━━━ ITEMS ━━━

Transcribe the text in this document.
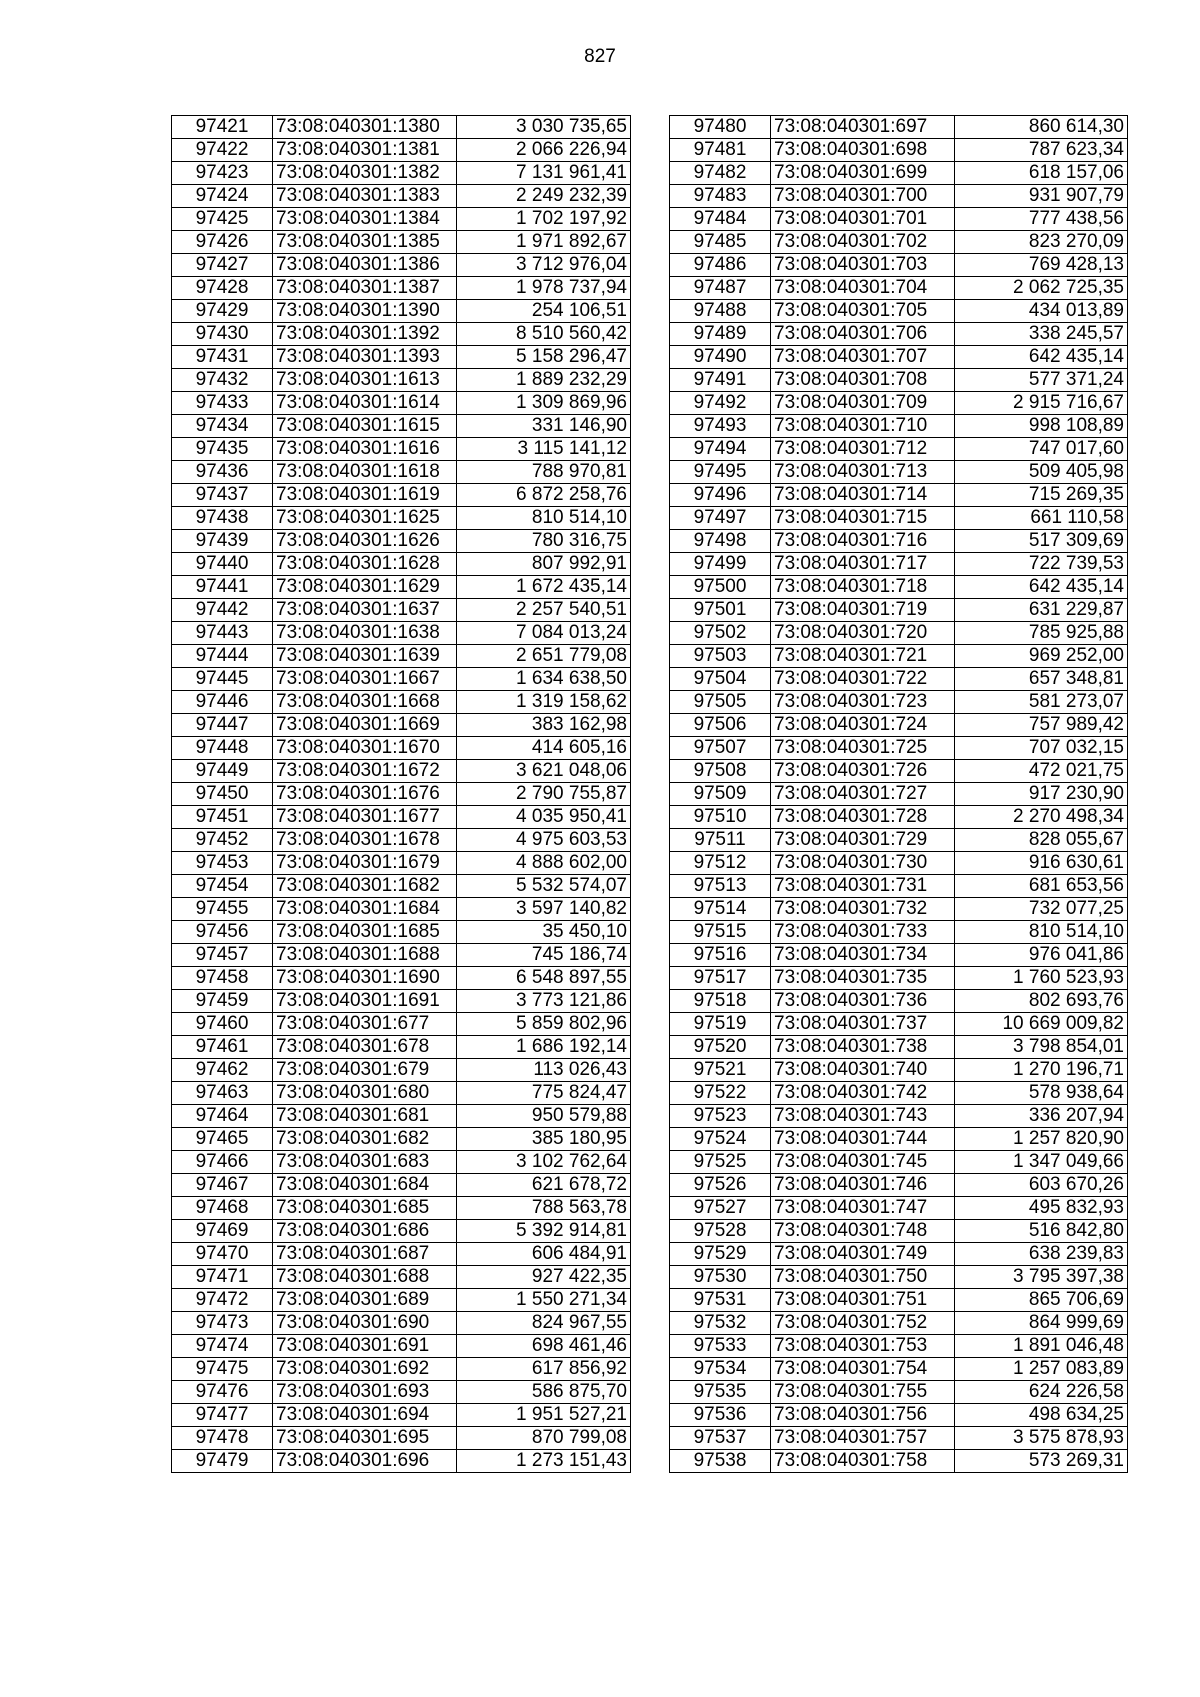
827
97421	73:08:040301:1380	3 030 735,65
97422	73:08:040301:1381	2 066 226,94
97423	73:08:040301:1382	7 131 961,41
97424	73:08:040301:1383	2 249 232,39
97425	73:08:040301:1384	1 702 197,92
97426	73:08:040301:1385	1 971 892,67
97427	73:08:040301:1386	3 712 976,04
97428	73:08:040301:1387	1 978 737,94
97429	73:08:040301:1390	254 106,51
97430	73:08:040301:1392	8 510 560,42
97431	73:08:040301:1393	5 158 296,47
97432	73:08:040301:1613	1 889 232,29
97433	73:08:040301:1614	1 309 869,96
97434	73:08:040301:1615	331 146,90
97435	73:08:040301:1616	3 115 141,12
97436	73:08:040301:1618	788 970,81
97437	73:08:040301:1619	6 872 258,76
97438	73:08:040301:1625	810 514,10
97439	73:08:040301:1626	780 316,75
97440	73:08:040301:1628	807 992,91
97441	73:08:040301:1629	1 672 435,14
97442	73:08:040301:1637	2 257 540,51
97443	73:08:040301:1638	7 084 013,24
97444	73:08:040301:1639	2 651 779,08
97445	73:08:040301:1667	1 634 638,50
97446	73:08:040301:1668	1 319 158,62
97447	73:08:040301:1669	383 162,98
97448	73:08:040301:1670	414 605,16
97449	73:08:040301:1672	3 621 048,06
97450	73:08:040301:1676	2 790 755,87
97451	73:08:040301:1677	4 035 950,41
97452	73:08:040301:1678	4 975 603,53
97453	73:08:040301:1679	4 888 602,00
97454	73:08:040301:1682	5 532 574,07
97455	73:08:040301:1684	3 597 140,82
97456	73:08:040301:1685	35 450,10
97457	73:08:040301:1688	745 186,74
97458	73:08:040301:1690	6 548 897,55
97459	73:08:040301:1691	3 773 121,86
97460	73:08:040301:677	5 859 802,96
97461	73:08:040301:678	1 686 192,14
97462	73:08:040301:679	113 026,43
97463	73:08:040301:680	775 824,47
97464	73:08:040301:681	950 579,88
97465	73:08:040301:682	385 180,95
97466	73:08:040301:683	3 102 762,64
97467	73:08:040301:684	621 678,72
97468	73:08:040301:685	788 563,78
97469	73:08:040301:686	5 392 914,81
97470	73:08:040301:687	606 484,91
97471	73:08:040301:688	927 422,35
97472	73:08:040301:689	1 550 271,34
97473	73:08:040301:690	824 967,55
97474	73:08:040301:691	698 461,46
97475	73:08:040301:692	617 856,92
97476	73:08:040301:693	586 875,70
97477	73:08:040301:694	1 951 527,21
97478	73:08:040301:695	870 799,08
97479	73:08:040301:696	1 273 151,43
97480	73:08:040301:697	860 614,30
97481	73:08:040301:698	787 623,34
97482	73:08:040301:699	618 157,06
97483	73:08:040301:700	931 907,79
97484	73:08:040301:701	777 438,56
97485	73:08:040301:702	823 270,09
97486	73:08:040301:703	769 428,13
97487	73:08:040301:704	2 062 725,35
97488	73:08:040301:705	434 013,89
97489	73:08:040301:706	338 245,57
97490	73:08:040301:707	642 435,14
97491	73:08:040301:708	577 371,24
97492	73:08:040301:709	2 915 716,67
97493	73:08:040301:710	998 108,89
97494	73:08:040301:712	747 017,60
97495	73:08:040301:713	509 405,98
97496	73:08:040301:714	715 269,35
97497	73:08:040301:715	661 110,58
97498	73:08:040301:716	517 309,69
97499	73:08:040301:717	722 739,53
97500	73:08:040301:718	642 435,14
97501	73:08:040301:719	631 229,87
97502	73:08:040301:720	785 925,88
97503	73:08:040301:721	969 252,00
97504	73:08:040301:722	657 348,81
97505	73:08:040301:723	581 273,07
97506	73:08:040301:724	757 989,42
97507	73:08:040301:725	707 032,15
97508	73:08:040301:726	472 021,75
97509	73:08:040301:727	917 230,90
97510	73:08:040301:728	2 270 498,34
97511	73:08:040301:729	828 055,67
97512	73:08:040301:730	916 630,61
97513	73:08:040301:731	681 653,56
97514	73:08:040301:732	732 077,25
97515	73:08:040301:733	810 514,10
97516	73:08:040301:734	976 041,86
97517	73:08:040301:735	1 760 523,93
97518	73:08:040301:736	802 693,76
97519	73:08:040301:737	10 669 009,82
97520	73:08:040301:738	3 798 854,01
97521	73:08:040301:740	1 270 196,71
97522	73:08:040301:742	578 938,64
97523	73:08:040301:743	336 207,94
97524	73:08:040301:744	1 257 820,90
97525	73:08:040301:745	1 347 049,66
97526	73:08:040301:746	603 670,26
97527	73:08:040301:747	495 832,93
97528	73:08:040301:748	516 842,80
97529	73:08:040301:749	638 239,83
97530	73:08:040301:750	3 795 397,38
97531	73:08:040301:751	865 706,69
97532	73:08:040301:752	864 999,69
97533	73:08:040301:753	1 891 046,48
97534	73:08:040301:754	1 257 083,89
97535	73:08:040301:755	624 226,58
97536	73:08:040301:756	498 634,25
97537	73:08:040301:757	3 575 878,93
97538	73:08:040301:758	573 269,31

━━━

■ WRITTEN REQUEST
Leave out the pictures and transcribe everything else exactly.

■ CORRECT RESPONSE
Transcribe the text in this document.
827
97421	73:08:040301:1380	3 030 735,65
97422	73:08:040301:1381	2 066 226,94
97423	73:08:040301:1382	7 131 961,41
97424	73:08:040301:1383	2 249 232,39
97425	73:08:040301:1384	1 702 197,92
97426	73:08:040301:1385	1 971 892,67
97427	73:08:040301:1386	3 712 976,04
97428	73:08:040301:1387	1 978 737,94
97429	73:08:040301:1390	254 106,51
97430	73:08:040301:1392	8 510 560,42
97431	73:08:040301:1393	5 158 296,47
97432	73:08:040301:1613	1 889 232,29
97433	73:08:040301:1614	1 309 869,96
97434	73:08:040301:1615	331 146,90
97435	73:08:040301:1616	3 115 141,12
97436	73:08:040301:1618	788 970,81
97437	73:08:040301:1619	6 872 258,76
97438	73:08:040301:1625	810 514,10
97439	73:08:040301:1626	780 316,75
97440	73:08:040301:1628	807 992,91
97441	73:08:040301:1629	1 672 435,14
97442	73:08:040301:1637	2 257 540,51
97443	73:08:040301:1638	7 084 013,24
97444	73:08:040301:1639	2 651 779,08
97445	73:08:040301:1667	1 634 638,50
97446	73:08:040301:1668	1 319 158,62
97447	73:08:040301:1669	383 162,98
97448	73:08:040301:1670	414 605,16
97449	73:08:040301:1672	3 621 048,06
97450	73:08:040301:1676	2 790 755,87
97451	73:08:040301:1677	4 035 950,41
97452	73:08:040301:1678	4 975 603,53
97453	73:08:040301:1679	4 888 602,00
97454	73:08:040301:1682	5 532 574,07
97455	73:08:040301:1684	3 597 140,82
97456	73:08:040301:1685	35 450,10
97457	73:08:040301:1688	745 186,74
97458	73:08:040301:1690	6 548 897,55
97459	73:08:040301:1691	3 773 121,86
97460	73:08:040301:677	5 859 802,96
97461	73:08:040301:678	1 686 192,14
97462	73:08:040301:679	113 026,43
97463	73:08:040301:680	775 824,47
97464	73:08:040301:681	950 579,88
97465	73:08:040301:682	385 180,95
97466	73:08:040301:683	3 102 762,64
97467	73:08:040301:684	621 678,72
97468	73:08:040301:685	788 563,78
97469	73:08:040301:686	5 392 914,81
97470	73:08:040301:687	606 484,91
97471	73:08:040301:688	927 422,35
97472	73:08:040301:689	1 550 271,34
97473	73:08:040301:690	824 967,55
97474	73:08:040301:691	698 461,46
97475	73:08:040301:692	617 856,92
97476	73:08:040301:693	586 875,70
97477	73:08:040301:694	1 951 527,21
97478	73:08:040301:695	870 799,08
97479	73:08:040301:696	1 273 151,43
97480	73:08:040301:697	860 614,30
97481	73:08:040301:698	787 623,34
97482	73:08:040301:699	618 157,06
97483	73:08:040301:700	931 907,79
97484	73:08:040301:701	777 438,56
97485	73:08:040301:702	823 270,09
97486	73:08:040301:703	769 428,13
97487	73:08:040301:704	2 062 725,35
97488	73:08:040301:705	434 013,89
97489	73:08:040301:706	338 245,57
97490	73:08:040301:707	642 435,14
97491	73:08:040301:708	577 371,24
97492	73:08:040301:709	2 915 716,67
97493	73:08:040301:710	998 108,89
97494	73:08:040301:712	747 017,60
97495	73:08:040301:713	509 405,98
97496	73:08:040301:714	715 269,35
97497	73:08:040301:715	661 110,58
97498	73:08:040301:716	517 309,69
97499	73:08:040301:717	722 739,53
97500	73:08:040301:718	642 435,14
97501	73:08:040301:719	631 229,87
97502	73:08:040301:720	785 925,88
97503	73:08:040301:721	969 252,00
97504	73:08:040301:722	657 348,81
97505	73:08:040301:723	581 273,07
97506	73:08:040301:724	757 989,42
97507	73:08:040301:725	707 032,15
97508	73:08:040301:726	472 021,75
97509	73:08:040301:727	917 230,90
97510	73:08:040301:728	2 270 498,34
97511	73:08:040301:729	828 055,67
97512	73:08:040301:730	916 630,61
97513	73:08:040301:731	681 653,56
97514	73:08:040301:732	732 077,25
97515	73:08:040301:733	810 514,10
97516	73:08:040301:734	976 041,86
97517	73:08:040301:735	1 760 523,93
97518	73:08:040301:736	802 693,76
97519	73:08:040301:737	10 669 009,82
97520	73:08:040301:738	3 798 854,01
97521	73:08:040301:740	1 270 196,71
97522	73:08:040301:742	578 938,64
97523	73:08:040301:743	336 207,94
97524	73:08:040301:744	1 257 820,90
97525	73:08:040301:745	1 347 049,66
97526	73:08:040301:746	603 670,26
97527	73:08:040301:747	495 832,93
97528	73:08:040301:748	516 842,80
97529	73:08:040301:749	638 239,83
97530	73:08:040301:750	3 795 397,38
97531	73:08:040301:751	865 706,69
97532	73:08:040301:752	864 999,69
97533	73:08:040301:753	1 891 046,48
97534	73:08:040301:754	1 257 083,89
97535	73:08:040301:755	624 226,58
97536	73:08:040301:756	498 634,25
97537	73:08:040301:757	3 575 878,93
97538	73:08:040301:758	573 269,31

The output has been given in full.